* Description of the task *
From the listing below, select every line where the word "screenshot" appears.

Entries from a visual dataset
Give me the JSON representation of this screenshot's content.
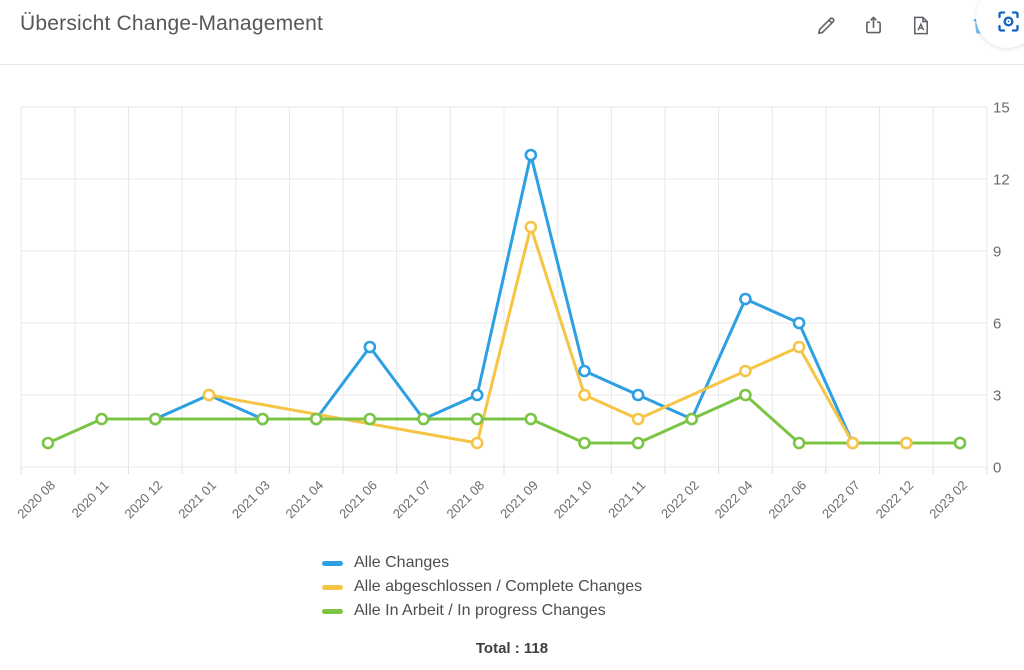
{
  "header": {
    "title": "Übersicht Change-Management",
    "tools": {
      "edit": "pencil-icon",
      "share": "share-icon",
      "export_pdf": "pdf-icon",
      "delete": "trash-icon",
      "screenshot": "screenshot-frame-icon"
    }
  },
  "chart_data": {
    "type": "line",
    "title": "Übersicht Change-Management",
    "categories": [
      "2020 08",
      "2020 11",
      "2020 12",
      "2021 01",
      "2021 03",
      "2021 04",
      "2021 06",
      "2021 07",
      "2021 08",
      "2021 09",
      "2021 10",
      "2021 11",
      "2022 02",
      "2022 04",
      "2022 06",
      "2022 07",
      "2022 12",
      "2023 02"
    ],
    "series": [
      {
        "name": "Alle Changes",
        "color": "#2D9FE3",
        "values": [
          null,
          null,
          2,
          3,
          2,
          2,
          5,
          2,
          3,
          13,
          4,
          3,
          2,
          7,
          6,
          1,
          1,
          1
        ]
      },
      {
        "name": "Alle abgeschlossen / Complete Changes",
        "color": "#F6C546",
        "values": [
          null,
          null,
          null,
          3,
          null,
          null,
          null,
          null,
          1,
          10,
          3,
          2,
          null,
          4,
          5,
          1,
          1,
          null
        ]
      },
      {
        "name": "Alle In Arbeit / In progress Changes",
        "color": "#7CC544",
        "values": [
          1,
          2,
          2,
          null,
          2,
          2,
          2,
          2,
          2,
          2,
          1,
          1,
          2,
          3,
          1,
          null,
          null,
          1
        ]
      }
    ],
    "ylim": [
      0,
      15
    ],
    "yticks": [
      0,
      3,
      6,
      9,
      12,
      15
    ],
    "y_axis_side": "right",
    "grid": true,
    "legend_position": "bottom-left",
    "marker": "hollow-circle",
    "colors": {
      "grid": "#e8e8e8",
      "axis_label": "#6b6b6b"
    }
  },
  "footer": {
    "total": "Total : 118"
  }
}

* Written response *
Give me the JSON representation of this screenshot's content.
      "screenshot": "screenshot-frame-icon"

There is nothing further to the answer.